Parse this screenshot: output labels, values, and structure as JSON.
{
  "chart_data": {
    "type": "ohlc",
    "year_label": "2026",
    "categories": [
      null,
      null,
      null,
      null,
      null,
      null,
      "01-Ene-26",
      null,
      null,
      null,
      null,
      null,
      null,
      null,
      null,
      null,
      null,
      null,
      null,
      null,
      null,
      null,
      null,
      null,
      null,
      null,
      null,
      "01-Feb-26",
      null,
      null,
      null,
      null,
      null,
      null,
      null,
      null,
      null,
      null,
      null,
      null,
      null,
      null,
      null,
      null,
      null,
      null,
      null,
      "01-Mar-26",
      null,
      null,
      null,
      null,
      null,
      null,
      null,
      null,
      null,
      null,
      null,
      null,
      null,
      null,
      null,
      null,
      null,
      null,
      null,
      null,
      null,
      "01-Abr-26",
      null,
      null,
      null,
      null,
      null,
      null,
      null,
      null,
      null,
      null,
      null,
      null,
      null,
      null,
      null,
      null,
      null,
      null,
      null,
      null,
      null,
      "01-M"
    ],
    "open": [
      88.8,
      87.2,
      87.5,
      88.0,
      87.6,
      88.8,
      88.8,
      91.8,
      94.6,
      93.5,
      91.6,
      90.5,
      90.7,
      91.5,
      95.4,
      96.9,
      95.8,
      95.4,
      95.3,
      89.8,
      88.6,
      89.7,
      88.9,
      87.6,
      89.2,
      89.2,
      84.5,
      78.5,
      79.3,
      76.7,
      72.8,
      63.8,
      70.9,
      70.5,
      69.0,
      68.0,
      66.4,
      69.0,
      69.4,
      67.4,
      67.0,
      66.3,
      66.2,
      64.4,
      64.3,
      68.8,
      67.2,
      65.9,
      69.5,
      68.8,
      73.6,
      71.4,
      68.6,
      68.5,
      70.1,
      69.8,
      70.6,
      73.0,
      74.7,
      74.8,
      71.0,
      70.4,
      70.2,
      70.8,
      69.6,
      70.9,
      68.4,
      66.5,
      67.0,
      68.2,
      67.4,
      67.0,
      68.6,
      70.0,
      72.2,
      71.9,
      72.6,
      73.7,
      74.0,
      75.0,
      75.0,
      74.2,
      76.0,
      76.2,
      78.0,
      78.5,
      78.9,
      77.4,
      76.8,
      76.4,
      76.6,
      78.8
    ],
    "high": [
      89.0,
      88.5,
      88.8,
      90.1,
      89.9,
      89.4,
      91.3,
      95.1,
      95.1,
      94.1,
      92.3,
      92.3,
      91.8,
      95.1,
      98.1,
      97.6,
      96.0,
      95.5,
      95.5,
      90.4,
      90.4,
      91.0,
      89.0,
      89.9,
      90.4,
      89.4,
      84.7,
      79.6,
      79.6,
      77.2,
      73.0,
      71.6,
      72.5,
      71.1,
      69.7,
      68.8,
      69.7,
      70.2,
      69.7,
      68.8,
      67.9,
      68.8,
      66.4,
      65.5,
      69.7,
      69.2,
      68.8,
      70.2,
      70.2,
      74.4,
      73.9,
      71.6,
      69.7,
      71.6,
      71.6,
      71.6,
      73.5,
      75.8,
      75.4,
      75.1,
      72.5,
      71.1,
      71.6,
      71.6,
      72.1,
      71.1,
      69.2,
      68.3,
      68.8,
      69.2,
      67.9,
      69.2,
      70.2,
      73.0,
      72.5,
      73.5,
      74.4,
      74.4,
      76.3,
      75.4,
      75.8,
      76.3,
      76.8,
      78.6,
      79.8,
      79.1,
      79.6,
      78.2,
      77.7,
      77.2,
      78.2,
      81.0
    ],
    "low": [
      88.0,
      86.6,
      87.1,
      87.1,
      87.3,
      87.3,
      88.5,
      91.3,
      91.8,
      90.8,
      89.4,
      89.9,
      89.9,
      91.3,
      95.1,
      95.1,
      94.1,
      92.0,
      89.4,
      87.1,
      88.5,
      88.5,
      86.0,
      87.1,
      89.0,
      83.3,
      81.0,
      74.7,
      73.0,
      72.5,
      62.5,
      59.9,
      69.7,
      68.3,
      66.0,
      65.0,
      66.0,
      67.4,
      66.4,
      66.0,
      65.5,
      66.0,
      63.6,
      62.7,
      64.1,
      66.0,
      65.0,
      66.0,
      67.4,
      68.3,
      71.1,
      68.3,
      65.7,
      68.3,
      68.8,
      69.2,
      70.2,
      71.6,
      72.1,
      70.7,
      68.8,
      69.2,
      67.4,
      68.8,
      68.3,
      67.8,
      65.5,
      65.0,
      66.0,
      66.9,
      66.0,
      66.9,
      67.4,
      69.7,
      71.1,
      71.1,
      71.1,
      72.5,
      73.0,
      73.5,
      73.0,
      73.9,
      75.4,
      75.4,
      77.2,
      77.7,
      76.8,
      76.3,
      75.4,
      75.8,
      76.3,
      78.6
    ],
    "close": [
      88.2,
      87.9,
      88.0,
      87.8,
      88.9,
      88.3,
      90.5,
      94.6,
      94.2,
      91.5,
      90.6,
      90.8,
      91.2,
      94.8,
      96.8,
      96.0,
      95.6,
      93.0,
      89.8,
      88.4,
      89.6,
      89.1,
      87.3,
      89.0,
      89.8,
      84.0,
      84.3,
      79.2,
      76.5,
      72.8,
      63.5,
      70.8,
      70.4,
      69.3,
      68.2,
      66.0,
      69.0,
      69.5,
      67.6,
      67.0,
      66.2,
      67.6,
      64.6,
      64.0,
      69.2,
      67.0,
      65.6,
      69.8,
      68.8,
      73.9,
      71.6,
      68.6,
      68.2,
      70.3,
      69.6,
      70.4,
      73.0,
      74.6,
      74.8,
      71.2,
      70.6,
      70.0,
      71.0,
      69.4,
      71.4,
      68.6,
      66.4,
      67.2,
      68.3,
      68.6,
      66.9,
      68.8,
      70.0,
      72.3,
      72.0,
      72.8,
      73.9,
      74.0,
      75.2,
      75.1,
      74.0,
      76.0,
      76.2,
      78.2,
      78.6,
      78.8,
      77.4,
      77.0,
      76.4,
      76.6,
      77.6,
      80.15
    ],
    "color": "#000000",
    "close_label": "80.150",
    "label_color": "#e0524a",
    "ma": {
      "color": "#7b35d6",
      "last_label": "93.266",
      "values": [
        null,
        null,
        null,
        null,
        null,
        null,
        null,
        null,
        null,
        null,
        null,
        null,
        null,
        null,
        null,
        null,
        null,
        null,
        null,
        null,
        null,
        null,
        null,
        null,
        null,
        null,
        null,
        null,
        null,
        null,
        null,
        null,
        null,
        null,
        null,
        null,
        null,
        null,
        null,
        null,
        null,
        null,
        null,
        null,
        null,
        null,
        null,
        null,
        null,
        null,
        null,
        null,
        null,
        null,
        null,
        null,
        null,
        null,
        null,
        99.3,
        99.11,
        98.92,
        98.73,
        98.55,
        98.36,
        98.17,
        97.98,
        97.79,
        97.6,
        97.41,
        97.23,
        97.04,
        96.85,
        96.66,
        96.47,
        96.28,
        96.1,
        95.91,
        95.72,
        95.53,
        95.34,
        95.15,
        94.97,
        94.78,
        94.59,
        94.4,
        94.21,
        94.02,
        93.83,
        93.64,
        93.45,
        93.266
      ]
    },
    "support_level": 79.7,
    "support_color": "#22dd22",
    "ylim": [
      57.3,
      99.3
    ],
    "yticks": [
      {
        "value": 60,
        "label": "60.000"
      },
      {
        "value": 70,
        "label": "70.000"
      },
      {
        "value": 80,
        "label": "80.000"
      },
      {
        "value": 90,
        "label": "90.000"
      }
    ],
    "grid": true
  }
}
______________________________
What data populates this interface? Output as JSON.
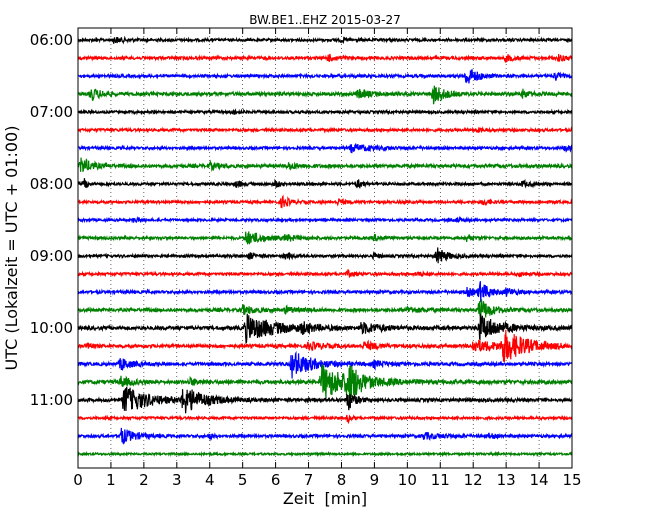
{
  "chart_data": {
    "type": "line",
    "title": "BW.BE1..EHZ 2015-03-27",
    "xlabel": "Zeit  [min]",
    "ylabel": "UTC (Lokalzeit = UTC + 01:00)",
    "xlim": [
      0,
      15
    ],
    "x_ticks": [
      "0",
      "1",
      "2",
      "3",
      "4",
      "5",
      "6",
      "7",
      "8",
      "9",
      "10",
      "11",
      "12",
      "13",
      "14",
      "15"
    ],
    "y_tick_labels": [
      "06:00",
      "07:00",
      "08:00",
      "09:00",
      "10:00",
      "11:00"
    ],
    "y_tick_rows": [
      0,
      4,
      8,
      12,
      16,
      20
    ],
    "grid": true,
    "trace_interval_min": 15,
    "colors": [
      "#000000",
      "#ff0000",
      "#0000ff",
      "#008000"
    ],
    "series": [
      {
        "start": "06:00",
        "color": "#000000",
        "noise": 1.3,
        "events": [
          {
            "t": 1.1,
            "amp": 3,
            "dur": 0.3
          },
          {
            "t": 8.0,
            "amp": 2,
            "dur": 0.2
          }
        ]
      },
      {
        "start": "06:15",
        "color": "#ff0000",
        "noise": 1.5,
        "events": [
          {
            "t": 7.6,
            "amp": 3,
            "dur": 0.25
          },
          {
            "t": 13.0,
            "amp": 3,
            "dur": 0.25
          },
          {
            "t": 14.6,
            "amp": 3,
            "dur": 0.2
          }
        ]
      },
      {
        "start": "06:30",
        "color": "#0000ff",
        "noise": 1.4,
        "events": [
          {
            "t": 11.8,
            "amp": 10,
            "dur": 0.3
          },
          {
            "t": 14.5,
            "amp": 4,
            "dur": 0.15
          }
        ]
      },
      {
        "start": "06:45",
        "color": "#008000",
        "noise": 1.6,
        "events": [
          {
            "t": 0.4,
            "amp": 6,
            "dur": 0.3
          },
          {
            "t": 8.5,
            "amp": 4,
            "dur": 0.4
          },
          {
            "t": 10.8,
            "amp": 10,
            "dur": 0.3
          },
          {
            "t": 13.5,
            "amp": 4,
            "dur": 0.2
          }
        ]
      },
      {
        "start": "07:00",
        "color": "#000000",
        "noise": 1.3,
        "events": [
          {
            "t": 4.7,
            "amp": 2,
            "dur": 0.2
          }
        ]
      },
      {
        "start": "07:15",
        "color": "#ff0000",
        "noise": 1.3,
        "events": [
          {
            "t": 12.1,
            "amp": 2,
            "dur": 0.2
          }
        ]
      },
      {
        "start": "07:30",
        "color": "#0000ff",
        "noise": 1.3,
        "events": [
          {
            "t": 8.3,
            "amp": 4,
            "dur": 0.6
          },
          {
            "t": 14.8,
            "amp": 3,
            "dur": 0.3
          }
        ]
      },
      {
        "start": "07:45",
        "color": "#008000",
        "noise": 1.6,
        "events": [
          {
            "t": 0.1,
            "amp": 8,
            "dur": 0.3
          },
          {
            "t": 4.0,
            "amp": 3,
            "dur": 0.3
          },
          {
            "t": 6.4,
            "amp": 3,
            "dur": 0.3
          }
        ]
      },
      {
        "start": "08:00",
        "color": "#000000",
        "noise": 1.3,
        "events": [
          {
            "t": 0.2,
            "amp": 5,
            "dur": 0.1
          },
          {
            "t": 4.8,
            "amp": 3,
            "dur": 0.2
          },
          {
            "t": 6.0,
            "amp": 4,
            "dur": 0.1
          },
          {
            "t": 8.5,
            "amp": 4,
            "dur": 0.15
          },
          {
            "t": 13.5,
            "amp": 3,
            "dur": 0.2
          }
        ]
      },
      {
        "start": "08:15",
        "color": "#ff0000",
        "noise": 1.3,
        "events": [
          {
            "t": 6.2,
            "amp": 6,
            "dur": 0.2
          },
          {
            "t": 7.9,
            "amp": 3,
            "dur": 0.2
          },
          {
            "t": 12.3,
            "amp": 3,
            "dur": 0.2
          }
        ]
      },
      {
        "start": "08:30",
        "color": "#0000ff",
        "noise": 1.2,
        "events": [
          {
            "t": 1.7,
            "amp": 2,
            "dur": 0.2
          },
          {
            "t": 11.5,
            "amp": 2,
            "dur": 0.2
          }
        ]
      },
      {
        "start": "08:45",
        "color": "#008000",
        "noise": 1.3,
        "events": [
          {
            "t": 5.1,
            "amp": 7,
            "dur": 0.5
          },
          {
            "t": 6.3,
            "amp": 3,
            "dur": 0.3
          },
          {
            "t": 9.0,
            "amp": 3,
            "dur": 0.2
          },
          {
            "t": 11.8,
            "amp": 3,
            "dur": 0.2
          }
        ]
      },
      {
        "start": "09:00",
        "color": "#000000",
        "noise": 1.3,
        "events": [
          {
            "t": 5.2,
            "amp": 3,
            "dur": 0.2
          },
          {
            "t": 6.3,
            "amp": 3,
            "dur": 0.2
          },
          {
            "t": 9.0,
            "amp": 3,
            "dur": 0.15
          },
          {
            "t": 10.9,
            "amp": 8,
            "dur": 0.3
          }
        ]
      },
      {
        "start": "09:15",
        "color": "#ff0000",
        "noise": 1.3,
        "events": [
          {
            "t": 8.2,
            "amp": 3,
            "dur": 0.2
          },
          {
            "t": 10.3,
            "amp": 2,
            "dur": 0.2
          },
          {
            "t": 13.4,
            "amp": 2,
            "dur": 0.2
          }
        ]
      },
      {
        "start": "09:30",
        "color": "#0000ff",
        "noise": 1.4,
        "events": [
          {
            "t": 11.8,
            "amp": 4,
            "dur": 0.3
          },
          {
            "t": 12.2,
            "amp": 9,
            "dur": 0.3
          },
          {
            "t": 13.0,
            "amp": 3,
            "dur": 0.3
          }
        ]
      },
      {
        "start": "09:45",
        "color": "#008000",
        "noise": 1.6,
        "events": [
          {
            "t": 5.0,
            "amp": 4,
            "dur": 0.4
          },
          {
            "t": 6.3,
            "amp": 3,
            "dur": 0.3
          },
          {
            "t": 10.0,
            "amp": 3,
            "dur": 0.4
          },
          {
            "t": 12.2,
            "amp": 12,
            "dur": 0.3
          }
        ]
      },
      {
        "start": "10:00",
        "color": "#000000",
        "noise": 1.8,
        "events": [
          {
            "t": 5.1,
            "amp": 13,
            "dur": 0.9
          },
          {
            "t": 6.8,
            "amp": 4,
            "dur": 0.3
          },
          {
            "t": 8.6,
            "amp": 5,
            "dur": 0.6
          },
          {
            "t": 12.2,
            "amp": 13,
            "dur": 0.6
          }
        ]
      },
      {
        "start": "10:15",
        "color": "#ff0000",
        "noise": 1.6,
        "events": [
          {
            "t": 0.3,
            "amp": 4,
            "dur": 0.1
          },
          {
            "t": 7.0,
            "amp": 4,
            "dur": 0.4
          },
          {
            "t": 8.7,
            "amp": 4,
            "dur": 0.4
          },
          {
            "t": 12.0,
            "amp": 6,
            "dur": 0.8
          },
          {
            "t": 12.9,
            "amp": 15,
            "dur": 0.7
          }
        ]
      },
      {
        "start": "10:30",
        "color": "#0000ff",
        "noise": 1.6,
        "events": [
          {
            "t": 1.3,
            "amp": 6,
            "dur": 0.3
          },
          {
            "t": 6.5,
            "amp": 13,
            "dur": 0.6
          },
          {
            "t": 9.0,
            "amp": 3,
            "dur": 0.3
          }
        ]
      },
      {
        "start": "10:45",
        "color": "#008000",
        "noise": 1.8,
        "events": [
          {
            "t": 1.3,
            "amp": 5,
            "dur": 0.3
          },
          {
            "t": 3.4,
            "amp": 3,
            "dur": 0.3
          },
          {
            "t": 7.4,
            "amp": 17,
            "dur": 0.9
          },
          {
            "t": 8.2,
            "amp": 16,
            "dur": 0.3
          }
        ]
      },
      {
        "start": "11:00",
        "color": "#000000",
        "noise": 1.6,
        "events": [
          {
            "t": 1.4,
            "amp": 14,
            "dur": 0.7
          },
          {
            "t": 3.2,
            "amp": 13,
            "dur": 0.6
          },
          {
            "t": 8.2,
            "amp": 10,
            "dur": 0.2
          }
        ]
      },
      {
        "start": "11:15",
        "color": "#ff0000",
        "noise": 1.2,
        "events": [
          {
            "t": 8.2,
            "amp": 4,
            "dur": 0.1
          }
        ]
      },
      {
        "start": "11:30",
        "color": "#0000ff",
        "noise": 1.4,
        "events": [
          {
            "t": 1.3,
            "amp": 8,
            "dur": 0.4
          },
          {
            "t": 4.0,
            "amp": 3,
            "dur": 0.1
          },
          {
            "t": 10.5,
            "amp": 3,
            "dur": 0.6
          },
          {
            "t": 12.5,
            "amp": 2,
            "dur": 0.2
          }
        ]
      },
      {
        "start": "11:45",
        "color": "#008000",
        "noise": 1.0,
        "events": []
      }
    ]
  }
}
______________________________
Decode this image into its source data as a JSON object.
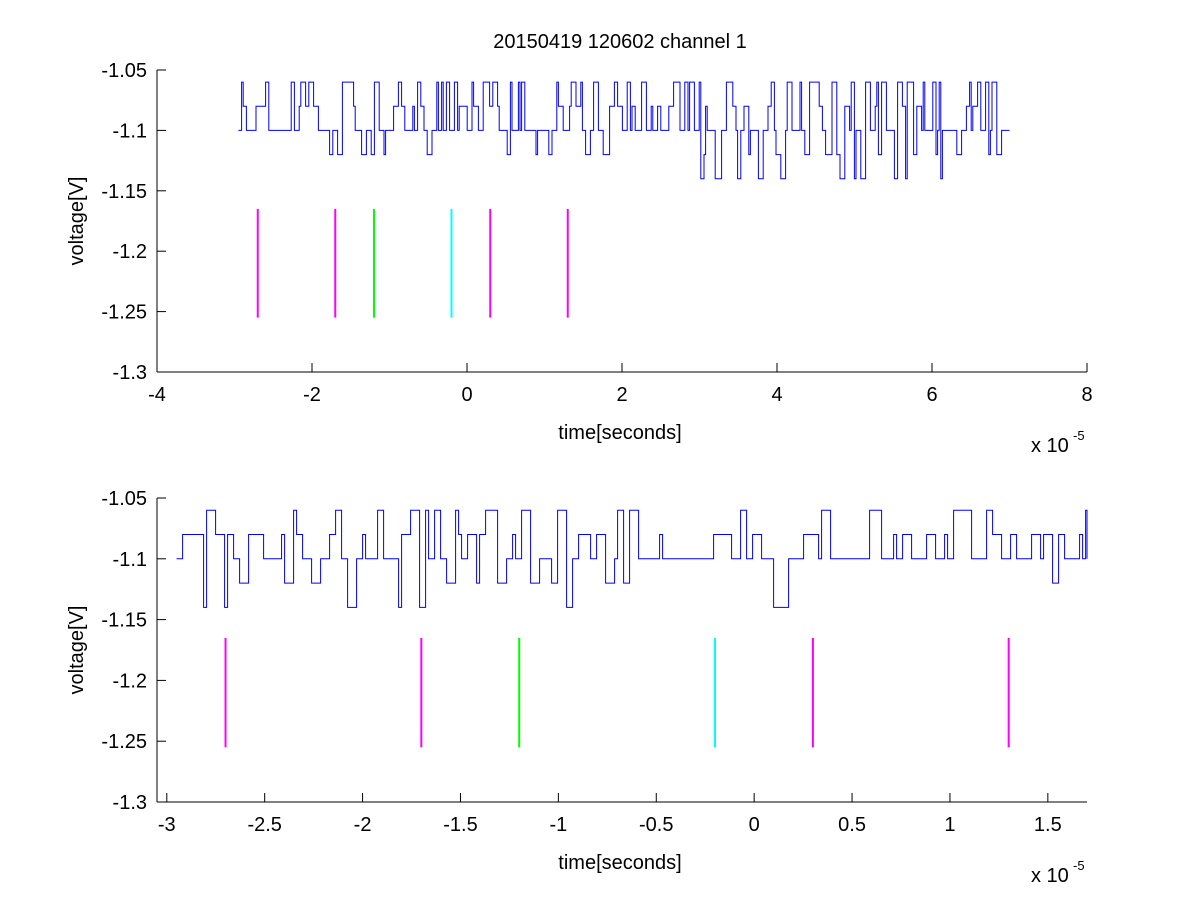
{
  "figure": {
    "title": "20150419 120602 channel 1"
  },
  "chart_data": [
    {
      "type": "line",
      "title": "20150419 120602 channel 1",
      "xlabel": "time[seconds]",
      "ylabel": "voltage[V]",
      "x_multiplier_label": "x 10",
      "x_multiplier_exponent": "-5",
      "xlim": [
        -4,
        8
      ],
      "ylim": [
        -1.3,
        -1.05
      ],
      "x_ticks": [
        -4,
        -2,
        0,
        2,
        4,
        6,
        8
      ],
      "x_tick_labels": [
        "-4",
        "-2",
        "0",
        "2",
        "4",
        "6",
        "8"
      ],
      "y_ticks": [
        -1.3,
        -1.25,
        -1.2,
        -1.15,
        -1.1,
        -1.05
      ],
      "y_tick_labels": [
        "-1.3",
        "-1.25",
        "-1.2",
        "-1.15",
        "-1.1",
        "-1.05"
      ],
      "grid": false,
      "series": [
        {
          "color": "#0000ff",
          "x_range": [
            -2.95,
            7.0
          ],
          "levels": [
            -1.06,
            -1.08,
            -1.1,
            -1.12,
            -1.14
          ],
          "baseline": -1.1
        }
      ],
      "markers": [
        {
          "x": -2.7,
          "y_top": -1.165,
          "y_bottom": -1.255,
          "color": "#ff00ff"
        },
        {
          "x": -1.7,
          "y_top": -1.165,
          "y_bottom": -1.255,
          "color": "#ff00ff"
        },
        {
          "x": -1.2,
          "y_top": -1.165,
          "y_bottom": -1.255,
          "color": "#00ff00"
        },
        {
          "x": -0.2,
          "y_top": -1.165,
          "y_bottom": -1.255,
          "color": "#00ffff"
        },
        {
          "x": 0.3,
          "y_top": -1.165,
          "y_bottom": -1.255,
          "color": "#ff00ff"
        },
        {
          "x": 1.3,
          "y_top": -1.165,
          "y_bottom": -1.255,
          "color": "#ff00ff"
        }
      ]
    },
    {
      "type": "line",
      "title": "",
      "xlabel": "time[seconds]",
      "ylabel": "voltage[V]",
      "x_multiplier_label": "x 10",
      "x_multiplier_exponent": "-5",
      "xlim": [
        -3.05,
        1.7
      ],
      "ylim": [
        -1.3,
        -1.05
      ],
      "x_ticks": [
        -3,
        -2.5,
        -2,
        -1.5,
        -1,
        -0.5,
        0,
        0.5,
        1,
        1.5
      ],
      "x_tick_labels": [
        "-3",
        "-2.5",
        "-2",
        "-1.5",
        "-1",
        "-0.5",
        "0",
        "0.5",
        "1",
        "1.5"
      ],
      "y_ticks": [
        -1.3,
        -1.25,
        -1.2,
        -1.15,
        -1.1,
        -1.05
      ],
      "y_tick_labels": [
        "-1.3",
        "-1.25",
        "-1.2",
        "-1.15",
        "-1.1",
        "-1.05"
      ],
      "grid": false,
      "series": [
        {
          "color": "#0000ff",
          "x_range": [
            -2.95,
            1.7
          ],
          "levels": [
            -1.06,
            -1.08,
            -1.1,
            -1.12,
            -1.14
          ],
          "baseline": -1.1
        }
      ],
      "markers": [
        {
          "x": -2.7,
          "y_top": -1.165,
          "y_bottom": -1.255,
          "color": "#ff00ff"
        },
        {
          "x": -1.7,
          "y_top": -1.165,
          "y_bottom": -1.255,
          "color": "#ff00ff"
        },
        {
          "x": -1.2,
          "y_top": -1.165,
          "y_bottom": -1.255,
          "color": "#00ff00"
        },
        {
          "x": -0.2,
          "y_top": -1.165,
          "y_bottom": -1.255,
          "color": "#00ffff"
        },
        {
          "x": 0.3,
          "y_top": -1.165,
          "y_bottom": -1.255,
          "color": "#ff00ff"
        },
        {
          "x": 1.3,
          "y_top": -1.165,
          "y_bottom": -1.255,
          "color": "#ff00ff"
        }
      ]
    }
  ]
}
______________________________
## CHALLENGE
Return the lines of the records that include the string "channel".

## ANSWER TO THIS PROBLEM
    "title": "20150419 120602 channel 1"
      "title": "20150419 120602 channel 1",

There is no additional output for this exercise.